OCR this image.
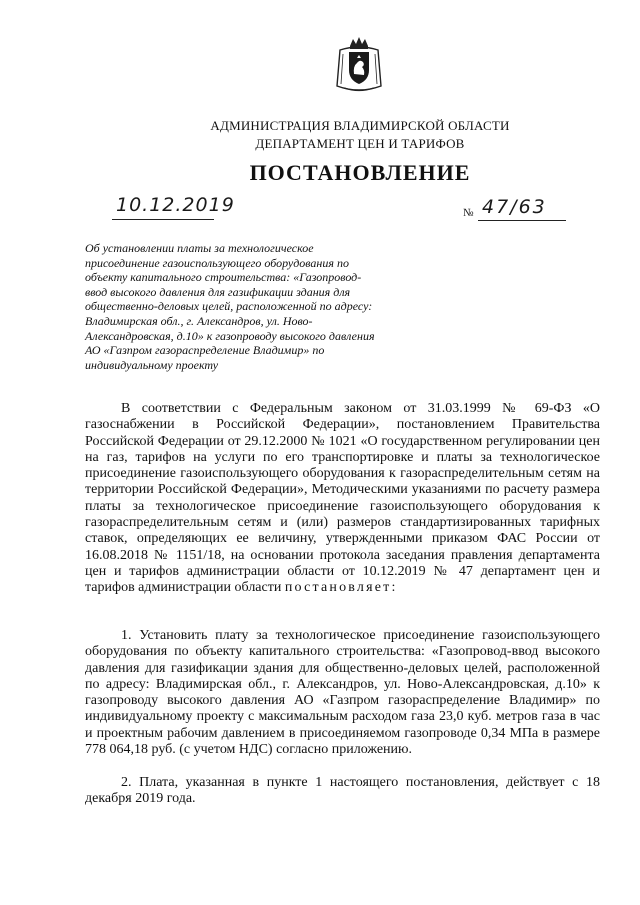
АДМИНИСТРАЦИЯ ВЛАДИМИРСКОЙ ОБЛАСТИ
ДЕПАРТАМЕНТ ЦЕН И ТАРИФОВ
ПОСТАНОВЛЕНИЕ
10.12.2019	№ 47/63

Об установлении платы за технологическое присоединение газоиспользующего оборудования по объекту капитального строительства: «Газопровод-ввод высокого давления для газификации здания для общественно-деловых целей, расположенной по адресу: Владимирская обл., г. Александров, ул. Ново-Александровская, д.10» к газопроводу высокого давления АО «Газпром газораспределение Владимир» по индивидуальному проекту

В соответствии с Федеральным законом от 31.03.1999 № 69-ФЗ «О газоснабжении в Российской Федерации», постановлением Правительства Российской Федерации от 29.12.2000 № 1021 «О государственном регулировании цен на газ, тарифов на услуги по его транспортировке и платы за технологическое присоединение газоиспользующего оборудования к газораспределительным сетям на территории Российской Федерации», Методическими указаниями по расчету размера платы за технологическое присоединение газоиспользующего оборудования к газораспределительным сетям и (или) размеров стандартизированных тарифных ставок, определяющих ее величину, утвержденными приказом ФАС России от 16.08.2018 № 1151/18, на основании протокола заседания правления департамента цен и тарифов администрации области от 10.12.2019 № 47 департамент цен и тарифов администрации области постановляет:

1. Установить плату за технологическое присоединение газоиспользующего оборудования по объекту капитального строительства: «Газопровод-ввод высокого давления для газификации здания для общественно-деловых целей, расположенной по адресу: Владимирская обл., г. Александров, ул. Ново-Александровская, д.10» к газопроводу высокого давления АО «Газпром газораспределение Владимир» по индивидуальному проекту с максимальным расходом газа 23,0 куб. метров газа в час и проектным рабочим давлением в присоединяемом газопроводе 0,34 МПа в размере 778 064,18 руб. (с учетом НДС) согласно приложению.

2. Плата, указанная в пункте 1 настоящего постановления, действует с 18 декабря 2019 года.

■ ■ ■ ■ ■

- _TASK GOAL_:
Find the word "Газпром" in the entries above and gather every line that holds it.

- _FULL RESPONSE_:
Об установлении платы за технологическое присоединение газоиспользующего оборудования по объекту капитального строительства: «Газопровод-ввод высокого давления для газификации здания для общественно-деловых целей, расположенной по адресу: Владимирская обл., г. Александров, ул. Ново-Александровская, д.10» к газопроводу высокого давления АО «Газпром газораспределение Владимир» по индивидуальному проекту
1. Установить плату за технологическое присоединение газоиспользующего оборудования по объекту капитального строительства: «Газопровод-ввод высокого давления для газификации здания для общественно-деловых целей, расположенной по адресу: Владимирская обл., г. Александров, ул. Ново-Александровская, д.10» к газопроводу высокого давления АО «Газпром газораспределение Владимир» по индивидуальному проекту с максимальным расходом газа 23,0 куб. метров газа в час и проектным рабочим давлением в присоединяемом газопроводе 0,34 МПа в размере 778 064,18 руб. (с учетом НДС) согласно приложению.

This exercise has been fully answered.